**SOURCE TEXT**.
Like Moshe Rabbeinu said: תְּפִילָּה לְמֹשֶׁה אִישׁ הָאֱלוֹקִים ה’ מָעוֹן אַתָּה הָיִיתָ לָּנוּ – You were our dwelling, Hashem (Tehillim 90:1). We didn’t have any dwelling. You were our dwelling. We lived in You, in the Ananei Kavod, under the Shechina. But not only then; מָעוֹן אַתָּה הָיִיתָ לָּנוּ – You are our dwelling for us, בְּכָל דּוֹר וְדוֹר – in every generation. Hashem is still a dwelling for us. הַפּוֹרֵס סֻכַּת שָׁלוֹם עָלֵינוּ – He spreads out His sukkah over us. He’s a sukkah over the whole world and He sees that everything should be done for the benefit of the Am Yisroel. Everything that Hashem does is only for the purpose of the Am Yisroel. It’s stated again and again in the Torah.
And so, as you enter the sukkah, you’re doing all the good things, Jewish minhagim, very good, everything; simchas yom tov, very good. But don’t neglect the opportunity of thinking the lesson, that Hashem protects our nation forever and ever.
And despite the fact that many nations rise up against us, in the end they will all be frustrated because Hakadosh Baruch Hu is מַצִּילֵנוּ מִיָּדָם. His Ananei Kavod are with us forever; He’s protecting us exactly as He did in the midbar and that’s the only reason why no matter what the goyim try to do against us, we are going to exist, and we will live longer than the gentiles. They’ll all go out of existence eventually and yakiru v’yeidu, everybody will recognize that Hashem is the One that protected us in all the centuries. And we’ll recognize that we lived in a sukkah forever and ever.
A Private Sukkah
Now, I want to add a point before we go on. It’s important to understand that just as our nation in general is protected by the sukkah, in addition each person should know that Hakadosh Baruch Hu has a sukkah around him personally.
Now, maybe you’re too young to realize that. Someday you’ll look back on your life’s history and you’ll be amazed at the things that happened that protected you and caused things to turn out in the best way for you.

**TASK DESCRIPTION**.
Return the passage on the sukkah word for word, from "And so, as you" to "nation forever and ever.".

**STORED ROWS**.
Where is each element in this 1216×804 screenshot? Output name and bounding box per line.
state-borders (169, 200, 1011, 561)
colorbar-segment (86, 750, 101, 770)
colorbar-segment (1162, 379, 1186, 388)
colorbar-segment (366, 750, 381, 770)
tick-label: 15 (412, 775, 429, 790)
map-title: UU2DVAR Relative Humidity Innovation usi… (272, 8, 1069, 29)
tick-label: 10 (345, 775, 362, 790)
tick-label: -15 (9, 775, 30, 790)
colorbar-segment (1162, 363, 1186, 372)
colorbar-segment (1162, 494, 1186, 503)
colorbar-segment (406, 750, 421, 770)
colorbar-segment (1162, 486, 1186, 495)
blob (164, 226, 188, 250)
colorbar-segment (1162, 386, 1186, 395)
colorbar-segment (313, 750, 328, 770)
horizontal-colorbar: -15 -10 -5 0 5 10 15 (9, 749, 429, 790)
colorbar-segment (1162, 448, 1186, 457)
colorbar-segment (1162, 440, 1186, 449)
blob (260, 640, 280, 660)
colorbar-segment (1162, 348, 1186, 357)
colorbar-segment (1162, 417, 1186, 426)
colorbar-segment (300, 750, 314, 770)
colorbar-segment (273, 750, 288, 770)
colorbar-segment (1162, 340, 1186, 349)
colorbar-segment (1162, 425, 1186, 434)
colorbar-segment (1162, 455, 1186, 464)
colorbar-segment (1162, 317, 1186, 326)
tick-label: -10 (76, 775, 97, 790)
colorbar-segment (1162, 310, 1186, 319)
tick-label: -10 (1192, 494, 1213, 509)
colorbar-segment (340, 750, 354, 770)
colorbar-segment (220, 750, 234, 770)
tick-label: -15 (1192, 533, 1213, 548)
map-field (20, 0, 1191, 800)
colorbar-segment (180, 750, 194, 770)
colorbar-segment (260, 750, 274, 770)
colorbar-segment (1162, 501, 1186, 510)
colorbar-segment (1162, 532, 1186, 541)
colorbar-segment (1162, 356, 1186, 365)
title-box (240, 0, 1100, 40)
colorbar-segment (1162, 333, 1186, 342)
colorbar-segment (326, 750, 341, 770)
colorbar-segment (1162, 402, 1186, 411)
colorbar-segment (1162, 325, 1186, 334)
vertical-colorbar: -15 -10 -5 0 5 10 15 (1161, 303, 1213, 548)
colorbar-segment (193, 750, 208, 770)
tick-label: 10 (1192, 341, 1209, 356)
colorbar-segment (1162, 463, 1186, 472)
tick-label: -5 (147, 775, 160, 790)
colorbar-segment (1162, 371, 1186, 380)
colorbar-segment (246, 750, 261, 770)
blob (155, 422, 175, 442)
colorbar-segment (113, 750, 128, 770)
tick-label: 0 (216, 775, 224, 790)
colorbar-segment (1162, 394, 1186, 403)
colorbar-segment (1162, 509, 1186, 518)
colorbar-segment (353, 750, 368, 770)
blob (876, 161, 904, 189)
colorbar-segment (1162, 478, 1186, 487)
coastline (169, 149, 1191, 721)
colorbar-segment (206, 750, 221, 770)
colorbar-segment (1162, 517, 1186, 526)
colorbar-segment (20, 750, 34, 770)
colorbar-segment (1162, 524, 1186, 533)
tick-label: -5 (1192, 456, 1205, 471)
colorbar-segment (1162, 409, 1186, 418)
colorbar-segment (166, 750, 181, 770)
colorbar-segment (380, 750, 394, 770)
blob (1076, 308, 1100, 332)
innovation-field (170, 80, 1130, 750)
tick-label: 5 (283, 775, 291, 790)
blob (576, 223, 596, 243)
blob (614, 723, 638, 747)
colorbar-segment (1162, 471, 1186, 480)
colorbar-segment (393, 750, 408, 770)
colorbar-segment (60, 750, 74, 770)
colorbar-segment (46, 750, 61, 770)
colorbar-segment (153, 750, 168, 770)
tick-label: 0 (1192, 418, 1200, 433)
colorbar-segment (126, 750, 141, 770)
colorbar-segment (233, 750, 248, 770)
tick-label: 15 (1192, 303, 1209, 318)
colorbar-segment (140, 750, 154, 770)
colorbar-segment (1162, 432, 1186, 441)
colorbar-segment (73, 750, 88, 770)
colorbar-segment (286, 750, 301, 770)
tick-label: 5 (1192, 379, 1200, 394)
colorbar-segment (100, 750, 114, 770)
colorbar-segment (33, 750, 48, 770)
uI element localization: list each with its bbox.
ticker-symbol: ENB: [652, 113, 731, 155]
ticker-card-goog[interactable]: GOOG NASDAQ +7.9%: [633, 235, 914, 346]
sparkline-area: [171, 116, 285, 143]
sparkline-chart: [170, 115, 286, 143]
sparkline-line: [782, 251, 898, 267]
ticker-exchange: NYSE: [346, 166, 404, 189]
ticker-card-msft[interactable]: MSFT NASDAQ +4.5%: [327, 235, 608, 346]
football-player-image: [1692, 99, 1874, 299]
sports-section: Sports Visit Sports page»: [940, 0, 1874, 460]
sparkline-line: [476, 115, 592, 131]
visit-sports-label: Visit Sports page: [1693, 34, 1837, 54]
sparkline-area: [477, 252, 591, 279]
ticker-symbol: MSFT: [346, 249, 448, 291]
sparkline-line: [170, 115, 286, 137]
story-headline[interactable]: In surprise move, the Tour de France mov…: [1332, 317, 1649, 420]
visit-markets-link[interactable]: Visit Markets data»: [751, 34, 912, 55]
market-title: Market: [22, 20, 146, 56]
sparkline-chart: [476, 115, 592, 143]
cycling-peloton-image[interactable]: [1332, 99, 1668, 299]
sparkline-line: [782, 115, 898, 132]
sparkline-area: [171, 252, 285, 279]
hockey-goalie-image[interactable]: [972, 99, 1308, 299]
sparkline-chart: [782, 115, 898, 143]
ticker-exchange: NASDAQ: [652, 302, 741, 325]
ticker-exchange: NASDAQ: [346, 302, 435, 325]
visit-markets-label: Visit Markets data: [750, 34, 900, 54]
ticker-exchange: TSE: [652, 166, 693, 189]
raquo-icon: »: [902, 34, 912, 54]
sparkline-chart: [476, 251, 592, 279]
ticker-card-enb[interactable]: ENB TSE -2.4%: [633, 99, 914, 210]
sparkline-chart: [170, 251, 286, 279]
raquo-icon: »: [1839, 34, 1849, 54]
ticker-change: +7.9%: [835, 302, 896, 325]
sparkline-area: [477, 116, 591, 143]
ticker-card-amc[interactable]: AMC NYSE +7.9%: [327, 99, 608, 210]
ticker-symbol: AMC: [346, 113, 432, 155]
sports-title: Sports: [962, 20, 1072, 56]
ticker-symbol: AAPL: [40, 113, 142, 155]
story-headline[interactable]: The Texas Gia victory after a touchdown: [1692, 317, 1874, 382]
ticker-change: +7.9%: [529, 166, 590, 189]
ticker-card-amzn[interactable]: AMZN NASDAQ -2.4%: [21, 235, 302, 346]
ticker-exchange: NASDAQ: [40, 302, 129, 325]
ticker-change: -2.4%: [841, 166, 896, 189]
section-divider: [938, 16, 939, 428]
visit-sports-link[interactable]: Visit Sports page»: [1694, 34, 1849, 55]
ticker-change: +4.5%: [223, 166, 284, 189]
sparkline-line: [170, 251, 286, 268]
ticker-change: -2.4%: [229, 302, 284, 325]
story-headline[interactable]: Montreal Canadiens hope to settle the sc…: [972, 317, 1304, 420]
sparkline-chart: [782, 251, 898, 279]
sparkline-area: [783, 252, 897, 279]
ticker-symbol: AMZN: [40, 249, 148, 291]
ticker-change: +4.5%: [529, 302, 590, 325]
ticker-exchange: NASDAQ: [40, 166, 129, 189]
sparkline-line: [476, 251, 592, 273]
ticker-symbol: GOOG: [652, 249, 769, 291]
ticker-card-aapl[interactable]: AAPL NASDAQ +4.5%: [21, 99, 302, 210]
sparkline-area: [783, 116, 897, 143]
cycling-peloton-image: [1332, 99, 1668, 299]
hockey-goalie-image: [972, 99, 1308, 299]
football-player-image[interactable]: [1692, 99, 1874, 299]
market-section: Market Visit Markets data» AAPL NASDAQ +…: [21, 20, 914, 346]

**ANSWER BELOW**.
And so, as you enter the sukkah, you’re doing all the good things, Jewish minhagim, very good, everything; simchas yom tov, very good. But don’t neglect the opportunity of thinking the lesson, that Hashem protects our nation forever and ever.